**RECORDS PROVIDED**
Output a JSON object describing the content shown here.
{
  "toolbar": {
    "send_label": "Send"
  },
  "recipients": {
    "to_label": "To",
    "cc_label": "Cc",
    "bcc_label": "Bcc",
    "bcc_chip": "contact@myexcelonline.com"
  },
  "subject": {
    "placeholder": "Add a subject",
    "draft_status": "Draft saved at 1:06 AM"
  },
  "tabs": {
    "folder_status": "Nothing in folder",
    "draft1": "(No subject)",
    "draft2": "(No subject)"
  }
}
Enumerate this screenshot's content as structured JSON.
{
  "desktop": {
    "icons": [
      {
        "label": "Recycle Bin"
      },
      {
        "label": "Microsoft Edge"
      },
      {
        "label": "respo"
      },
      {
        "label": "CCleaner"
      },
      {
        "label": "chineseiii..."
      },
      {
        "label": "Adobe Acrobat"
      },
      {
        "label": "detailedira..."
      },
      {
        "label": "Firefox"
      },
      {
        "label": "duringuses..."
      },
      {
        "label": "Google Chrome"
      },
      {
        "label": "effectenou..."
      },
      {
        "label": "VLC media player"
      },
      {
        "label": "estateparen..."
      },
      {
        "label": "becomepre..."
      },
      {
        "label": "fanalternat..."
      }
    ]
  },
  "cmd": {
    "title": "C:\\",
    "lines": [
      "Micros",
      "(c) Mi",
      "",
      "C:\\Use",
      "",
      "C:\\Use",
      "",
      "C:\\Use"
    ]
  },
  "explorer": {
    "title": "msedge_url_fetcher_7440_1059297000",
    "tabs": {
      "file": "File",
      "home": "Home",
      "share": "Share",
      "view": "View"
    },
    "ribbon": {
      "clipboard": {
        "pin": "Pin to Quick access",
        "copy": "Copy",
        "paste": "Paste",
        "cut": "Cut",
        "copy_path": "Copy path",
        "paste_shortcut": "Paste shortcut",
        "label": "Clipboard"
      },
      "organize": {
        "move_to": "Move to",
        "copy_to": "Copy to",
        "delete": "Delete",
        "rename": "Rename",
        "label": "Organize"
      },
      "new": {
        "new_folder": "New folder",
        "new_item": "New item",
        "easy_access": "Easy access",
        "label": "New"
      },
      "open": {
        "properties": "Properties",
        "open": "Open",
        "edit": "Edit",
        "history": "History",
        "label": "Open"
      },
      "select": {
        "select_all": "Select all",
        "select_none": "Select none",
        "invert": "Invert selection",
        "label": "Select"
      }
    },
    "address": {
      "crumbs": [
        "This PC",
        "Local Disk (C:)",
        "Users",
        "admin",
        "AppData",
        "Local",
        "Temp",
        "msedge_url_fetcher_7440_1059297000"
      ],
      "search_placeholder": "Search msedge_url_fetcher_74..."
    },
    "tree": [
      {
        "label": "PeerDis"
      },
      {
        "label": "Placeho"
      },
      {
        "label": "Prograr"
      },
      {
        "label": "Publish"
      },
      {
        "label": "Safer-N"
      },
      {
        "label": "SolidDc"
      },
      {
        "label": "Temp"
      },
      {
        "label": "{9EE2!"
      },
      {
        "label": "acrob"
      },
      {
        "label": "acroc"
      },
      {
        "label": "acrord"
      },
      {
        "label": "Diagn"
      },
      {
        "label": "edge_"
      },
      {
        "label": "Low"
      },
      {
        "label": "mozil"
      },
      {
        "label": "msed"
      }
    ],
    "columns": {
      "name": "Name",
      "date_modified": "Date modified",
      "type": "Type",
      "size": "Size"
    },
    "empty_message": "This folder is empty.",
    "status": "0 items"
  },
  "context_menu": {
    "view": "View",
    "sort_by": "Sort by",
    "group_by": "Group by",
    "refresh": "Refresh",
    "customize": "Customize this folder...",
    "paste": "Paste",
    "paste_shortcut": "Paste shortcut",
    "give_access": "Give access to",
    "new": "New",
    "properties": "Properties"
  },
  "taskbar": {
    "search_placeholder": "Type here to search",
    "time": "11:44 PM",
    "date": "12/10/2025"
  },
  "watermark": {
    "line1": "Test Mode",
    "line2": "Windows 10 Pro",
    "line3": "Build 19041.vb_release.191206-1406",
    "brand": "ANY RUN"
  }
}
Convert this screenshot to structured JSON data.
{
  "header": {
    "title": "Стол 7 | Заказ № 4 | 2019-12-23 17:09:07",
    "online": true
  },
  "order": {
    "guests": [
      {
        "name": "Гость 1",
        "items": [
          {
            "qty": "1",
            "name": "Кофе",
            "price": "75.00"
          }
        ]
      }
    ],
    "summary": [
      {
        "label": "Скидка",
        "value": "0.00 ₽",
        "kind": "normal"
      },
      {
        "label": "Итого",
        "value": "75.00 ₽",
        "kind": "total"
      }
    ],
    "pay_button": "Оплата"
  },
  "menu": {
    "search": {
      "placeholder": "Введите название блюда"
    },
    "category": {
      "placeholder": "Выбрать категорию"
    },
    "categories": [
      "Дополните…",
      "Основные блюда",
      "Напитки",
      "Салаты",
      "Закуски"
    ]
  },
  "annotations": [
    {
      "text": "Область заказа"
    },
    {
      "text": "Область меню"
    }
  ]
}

**AIM OF THE EXERCISE**
In the records above, find each line that holds the word "Paste"; copy all such lines.

**EXPECTED ANSWER**
        "paste": "Paste",
        "paste_shortcut": "Paste shortcut",
    "paste": "Paste",
    "paste_shortcut": "Paste shortcut",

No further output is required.